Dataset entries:

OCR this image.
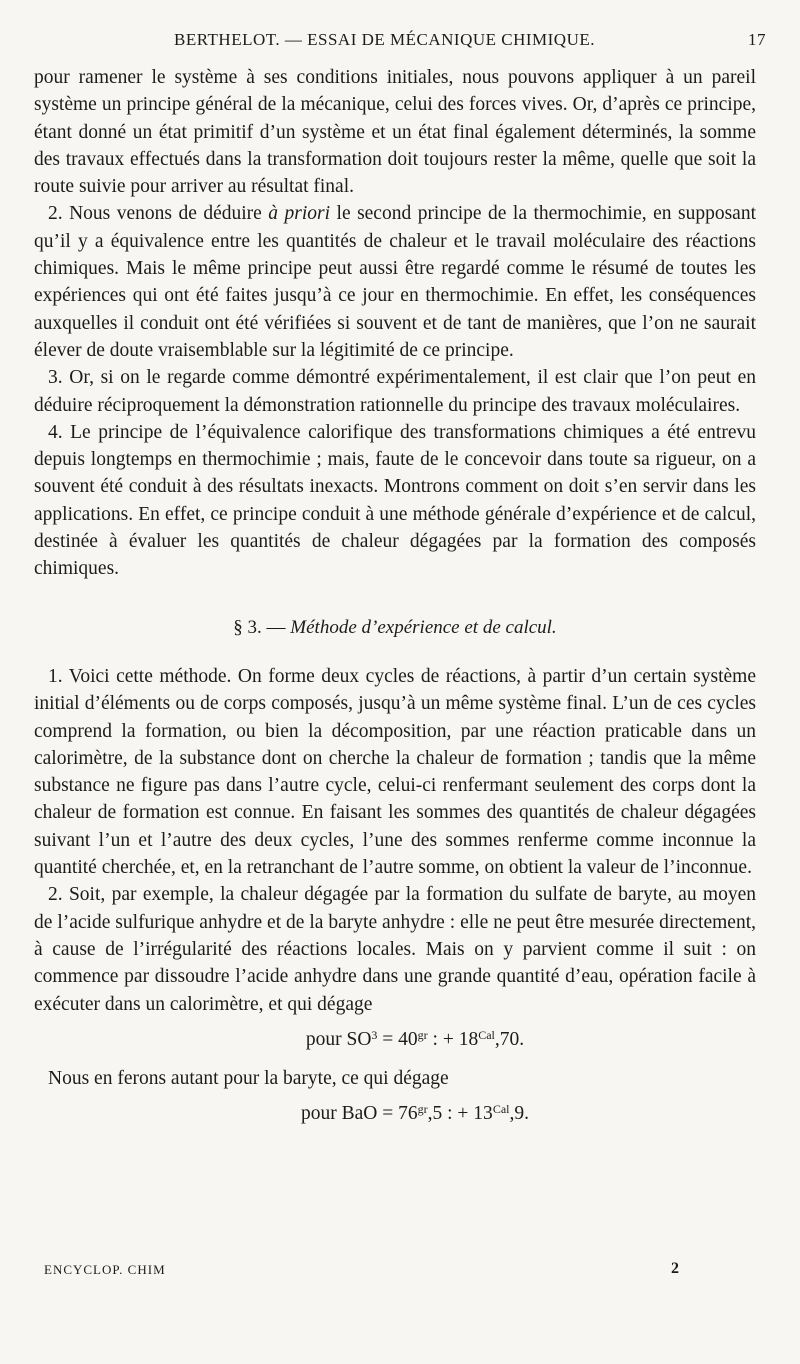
BERTHELOT. — ESSAI DE MÉCANIQUE CHIMIQUE.	17

pour ramener le système à ses conditions initiales, nous pouvons appliquer à un pareil système un principe général de la mécanique, celui des forces vives. Or, d’après ce principe, étant donné un état primitif d’un système et un état final également déterminés, la somme des travaux effectués dans la transformation doit toujours rester la même, quelle que soit la route suivie pour arriver au résultat final.

2. Nous venons de déduire à priori le second principe de la thermochimie, en supposant qu’il y a équivalence entre les quantités de chaleur et le travail moléculaire des réactions chimiques. Mais le même principe peut aussi être regardé comme le résumé de toutes les expériences qui ont été faites jusqu’à ce jour en thermochimie. En effet, les conséquences auxquelles il conduit ont été vérifiées si souvent et de tant de manières, que l’on ne saurait élever de doute vraisemblable sur la légitimité de ce principe.

3. Or, si on le regarde comme démontré expérimentalement, il est clair que l’on peut en déduire réciproquement la démonstration rationnelle du principe des travaux moléculaires.

4. Le principe de l’équivalence calorifique des transformations chimiques a été entrevu depuis longtemps en thermochimie ; mais, faute de le concevoir dans toute sa rigueur, on a souvent été conduit à des résultats inexacts. Montrons comment on doit s’en servir dans les applications. En effet, ce principe conduit à une méthode générale d’expérience et de calcul, destinée à évaluer les quantités de chaleur dégagées par la formation des composés chimiques.

§ 3. — Méthode d’expérience et de calcul.

1. Voici cette méthode. On forme deux cycles de réactions, à partir d’un certain système initial d’éléments ou de corps composés, jusqu’à un même système final. L’un de ces cycles comprend la formation, ou bien la décomposition, par une réaction praticable dans un calorimètre, de la substance dont on cherche la chaleur de formation ; tandis que la même substance ne figure pas dans l’autre cycle, celui-ci renfermant seulement des corps dont la chaleur de formation est connue. En faisant les sommes des quantités de chaleur dégagées suivant l’un et l’autre des deux cycles, l’une des sommes renferme comme inconnue la quantité cherchée, et, en la retranchant de l’autre somme, on obtient la valeur de l’inconnue.

2. Soit, par exemple, la chaleur dégagée par la formation du sulfate de baryte, au moyen de l’acide sulfurique anhydre et de la baryte anhydre : elle ne peut être mesurée directement, à cause de l’irrégularité des réactions locales. Mais on y parvient comme il suit : on commence par dissoudre l’acide anhydre dans une grande quantité d’eau, opération facile à exécuter dans un calorimètre, et qui dégage

pour $SO^3 = 40^{gr}$ : + $18^{Cal},70$.

Nous en ferons autant pour la baryte, ce qui dégage

pour BaO = $76^{gr},5$ : + $13^{Cal},9$.
ENCYCLOP. CHIM	2
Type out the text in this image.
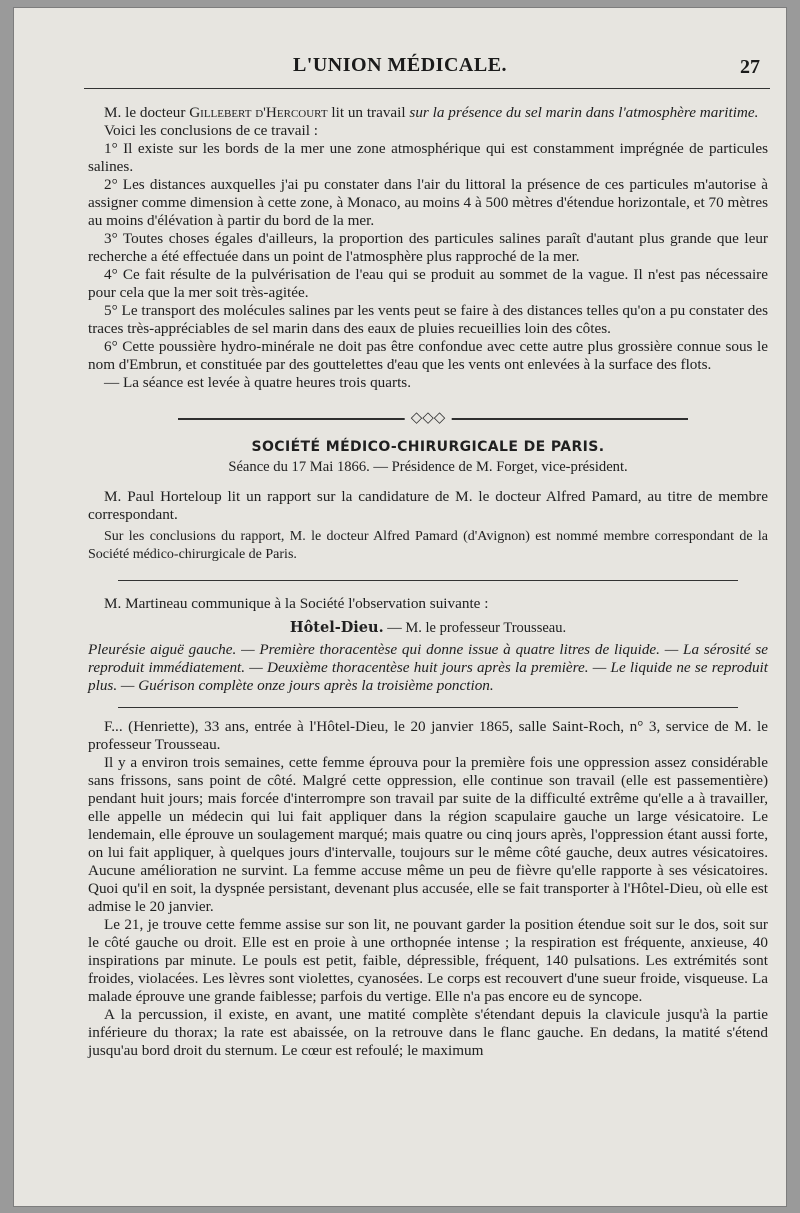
L'UNION MÉDICALE.	27

M. le docteur Gillebert d'Hercourt lit un travail sur la présence du sel marin dans l'atmosphère maritime.

Voici les conclusions de ce travail :

1° Il existe sur les bords de la mer une zone atmosphérique qui est constamment imprégnée de particules salines.

2° Les distances auxquelles j'ai pu constater dans l'air du littoral la présence de ces particules m'autorise à assigner comme dimension à cette zone, à Monaco, au moins 4 à 500 mètres d'étendue horizontale, et 70 mètres au moins d'élévation à partir du bord de la mer.

3° Toutes choses égales d'ailleurs, la proportion des particules salines paraît d'autant plus grande que leur recherche a été effectuée dans un point de l'atmosphère plus rapproché de la mer.

4° Ce fait résulte de la pulvérisation de l'eau qui se produit au sommet de la vague. Il n'est pas nécessaire pour cela que la mer soit très-agitée.

5° Le transport des molécules salines par les vents peut se faire à des distances telles qu'on a pu constater des traces très-appréciables de sel marin dans des eaux de pluies recueillies loin des côtes.

6° Cette poussière hydro-minérale ne doit pas être confondue avec cette autre plus grossière connue sous le nom d'Embrun, et constituée par des gouttelettes d'eau que les vents ont enlevées à la surface des flots.

— La séance est levée à quatre heures trois quarts.

◇◇◇
SOCIÉTÉ MÉDICO-CHIRURGICALE DE PARIS.
Séance du 17 Mai 1866. — Présidence de M. Forget, vice-président.

M. Paul Horteloup lit un rapport sur la candidature de M. le docteur Alfred Pamard, au titre de membre correspondant.

Sur les conclusions du rapport, M. le docteur Alfred Pamard (d'Avignon) est nommé membre correspondant de la Société médico-chirurgicale de Paris.

M. Martineau communique à la Société l'observation suivante :

Hôtel-Dieu. — M. le professeur Trousseau.

Pleurésie aiguë gauche. — Première thoracentèse qui donne issue à quatre litres de liquide. — La sérosité se reproduit immédiatement. — Deuxième thoracentèse huit jours après la première. — Le liquide ne se reproduit plus. — Guérison complète onze jours après la troisième ponction.

F... (Henriette), 33 ans, entrée à l'Hôtel-Dieu, le 20 janvier 1865, salle Saint-Roch, n° 3, service de M. le professeur Trousseau.

Il y a environ trois semaines, cette femme éprouva pour la première fois une oppression assez considérable sans frissons, sans point de côté. Malgré cette oppression, elle continue son travail (elle est passementière) pendant huit jours; mais forcée d'interrompre son travail par suite de la difficulté extrême qu'elle a à travailler, elle appelle un médecin qui lui fait appliquer dans la région scapulaire gauche un large vésicatoire. Le lendemain, elle éprouve un soulagement marqué; mais quatre ou cinq jours après, l'oppression étant aussi forte, on lui fait appliquer, à quelques jours d'intervalle, toujours sur le même côté gauche, deux autres vésicatoires. Aucune amélioration ne survint. La femme accuse même un peu de fièvre qu'elle rapporte à ses vésicatoires. Quoi qu'il en soit, la dyspnée persistant, devenant plus accusée, elle se fait transporter à l'Hôtel-Dieu, où elle est admise le 20 janvier.

Le 21, je trouve cette femme assise sur son lit, ne pouvant garder la position étendue soit sur le dos, soit sur le côté gauche ou droit. Elle est en proie à une orthopnée intense ; la respiration est fréquente, anxieuse, 40 inspirations par minute. Le pouls est petit, faible, dépressible, fréquent, 140 pulsations. Les extrémités sont froides, violacées. Les lèvres sont violettes, cyanosées. Le corps est recouvert d'une sueur froide, visqueuse. La malade éprouve une grande faiblesse; parfois du vertige. Elle n'a pas encore eu de syncope.

A la percussion, il existe, en avant, une matité complète s'étendant depuis la clavicule jusqu'à la partie inférieure du thorax; la rate est abaissée, on la retrouve dans le flanc gauche. En dedans, la matité s'étend jusqu'au bord droit du sternum. Le cœur est refoulé; le maximum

PROBLEM STATEMENT: Restate the data above exactly, stripping out each image.

ANSWER IN FULL:
OCR this image.
BERTHELOT. — ESSAI DE MÉCANIQUE CHIMIQUE.	17

pour ramener le système à ses conditions initiales, nous pouvons appliquer à un pareil système un principe général de la mécanique, celui des forces vives. Or, d’après ce principe, étant donné un état primitif d’un système et un état final également déterminés, la somme des travaux effectués dans la transformation doit toujours rester la même, quelle que soit la route suivie pour arriver au résultat final.

2. Nous venons de déduire à priori le second principe de la thermochimie, en supposant qu’il y a équivalence entre les quantités de chaleur et le travail moléculaire des réactions chimiques. Mais le même principe peut aussi être regardé comme le résumé de toutes les expériences qui ont été faites jusqu’à ce jour en thermochimie. En effet, les conséquences auxquelles il conduit ont été vérifiées si souvent et de tant de manières, que l’on ne saurait élever de doute vraisemblable sur la légitimité de ce principe.

3. Or, si on le regarde comme démontré expérimentalement, il est clair que l’on peut en déduire réciproquement la démonstration rationnelle du principe des travaux moléculaires.

4. Le principe de l’équivalence calorifique des transformations chimiques a été entrevu depuis longtemps en thermochimie ; mais, faute de le concevoir dans toute sa rigueur, on a souvent été conduit à des résultats inexacts. Montrons comment on doit s’en servir dans les applications. En effet, ce principe conduit à une méthode générale d’expérience et de calcul, destinée à évaluer les quantités de chaleur dégagées par la formation des composés chimiques.

§ 3. — Méthode d’expérience et de calcul.

1. Voici cette méthode. On forme deux cycles de réactions, à partir d’un certain système initial d’éléments ou de corps composés, jusqu’à un même système final. L’un de ces cycles comprend la formation, ou bien la décomposition, par une réaction praticable dans un calorimètre, de la substance dont on cherche la chaleur de formation ; tandis que la même substance ne figure pas dans l’autre cycle, celui-ci renfermant seulement des corps dont la chaleur de formation est connue. En faisant les sommes des quantités de chaleur dégagées suivant l’un et l’autre des deux cycles, l’une des sommes renferme comme inconnue la quantité cherchée, et, en la retranchant de l’autre somme, on obtient la valeur de l’inconnue.

2. Soit, par exemple, la chaleur dégagée par la formation du sulfate de baryte, au moyen de l’acide sulfurique anhydre et de la baryte anhydre : elle ne peut être mesurée directement, à cause de l’irrégularité des réactions locales. Mais on y parvient comme il suit : on commence par dissoudre l’acide anhydre dans une grande quantité d’eau, opération facile à exécuter dans un calorimètre, et qui dégage

pour $SO^3 = 40^{gr}$ : + $18^{Cal},70$.

Nous en ferons autant pour la baryte, ce qui dégage

pour BaO = $76^{gr},5$ : + $13^{Cal},9$.
ENCYCLOP. CHIM	2
Type out the text in this image.
L'UNION MÉDICALE.	27

M. le docteur Gillebert d'Hercourt lit un travail sur la présence du sel marin dans l'atmosphère maritime.

Voici les conclusions de ce travail :

1° Il existe sur les bords de la mer une zone atmosphérique qui est constamment imprégnée de particules salines.

2° Les distances auxquelles j'ai pu constater dans l'air du littoral la présence de ces particules m'autorise à assigner comme dimension à cette zone, à Monaco, au moins 4 à 500 mètres d'étendue horizontale, et 70 mètres au moins d'élévation à partir du bord de la mer.

3° Toutes choses égales d'ailleurs, la proportion des particules salines paraît d'autant plus grande que leur recherche a été effectuée dans un point de l'atmosphère plus rapproché de la mer.

4° Ce fait résulte de la pulvérisation de l'eau qui se produit au sommet de la vague. Il n'est pas nécessaire pour cela que la mer soit très-agitée.

5° Le transport des molécules salines par les vents peut se faire à des distances telles qu'on a pu constater des traces très-appréciables de sel marin dans des eaux de pluies recueillies loin des côtes.

6° Cette poussière hydro-minérale ne doit pas être confondue avec cette autre plus grossière connue sous le nom d'Embrun, et constituée par des gouttelettes d'eau que les vents ont enlevées à la surface des flots.

— La séance est levée à quatre heures trois quarts.

◇◇◇
SOCIÉTÉ MÉDICO-CHIRURGICALE DE PARIS.
Séance du 17 Mai 1866. — Présidence de M. Forget, vice-président.

M. Paul Horteloup lit un rapport sur la candidature de M. le docteur Alfred Pamard, au titre de membre correspondant.

Sur les conclusions du rapport, M. le docteur Alfred Pamard (d'Avignon) est nommé membre correspondant de la Société médico-chirurgicale de Paris.

M. Martineau communique à la Société l'observation suivante :

Hôtel-Dieu. — M. le professeur Trousseau.

Pleurésie aiguë gauche. — Première thoracentèse qui donne issue à quatre litres de liquide. — La sérosité se reproduit immédiatement. — Deuxième thoracentèse huit jours après la première. — Le liquide ne se reproduit plus. — Guérison complète onze jours après la troisième ponction.

F... (Henriette), 33 ans, entrée à l'Hôtel-Dieu, le 20 janvier 1865, salle Saint-Roch, n° 3, service de M. le professeur Trousseau.

Il y a environ trois semaines, cette femme éprouva pour la première fois une oppression assez considérable sans frissons, sans point de côté. Malgré cette oppression, elle continue son travail (elle est passementière) pendant huit jours; mais forcée d'interrompre son travail par suite de la difficulté extrême qu'elle a à travailler, elle appelle un médecin qui lui fait appliquer dans la région scapulaire gauche un large vésicatoire. Le lendemain, elle éprouve un soulagement marqué; mais quatre ou cinq jours après, l'oppression étant aussi forte, on lui fait appliquer, à quelques jours d'intervalle, toujours sur le même côté gauche, deux autres vésicatoires. Aucune amélioration ne survint. La femme accuse même un peu de fièvre qu'elle rapporte à ses vésicatoires. Quoi qu'il en soit, la dyspnée persistant, devenant plus accusée, elle se fait transporter à l'Hôtel-Dieu, où elle est admise le 20 janvier.

Le 21, je trouve cette femme assise sur son lit, ne pouvant garder la position étendue soit sur le dos, soit sur le côté gauche ou droit. Elle est en proie à une orthopnée intense ; la respiration est fréquente, anxieuse, 40 inspirations par minute. Le pouls est petit, faible, dépressible, fréquent, 140 pulsations. Les extrémités sont froides, violacées. Les lèvres sont violettes, cyanosées. Le corps est recouvert d'une sueur froide, visqueuse. La malade éprouve une grande faiblesse; parfois du vertige. Elle n'a pas encore eu de syncope.

A la percussion, il existe, en avant, une matité complète s'étendant depuis la clavicule jusqu'à la partie inférieure du thorax; la rate est abaissée, on la retrouve dans le flanc gauche. En dedans, la matité s'étend jusqu'au bord droit du sternum. Le cœur est refoulé; le maximum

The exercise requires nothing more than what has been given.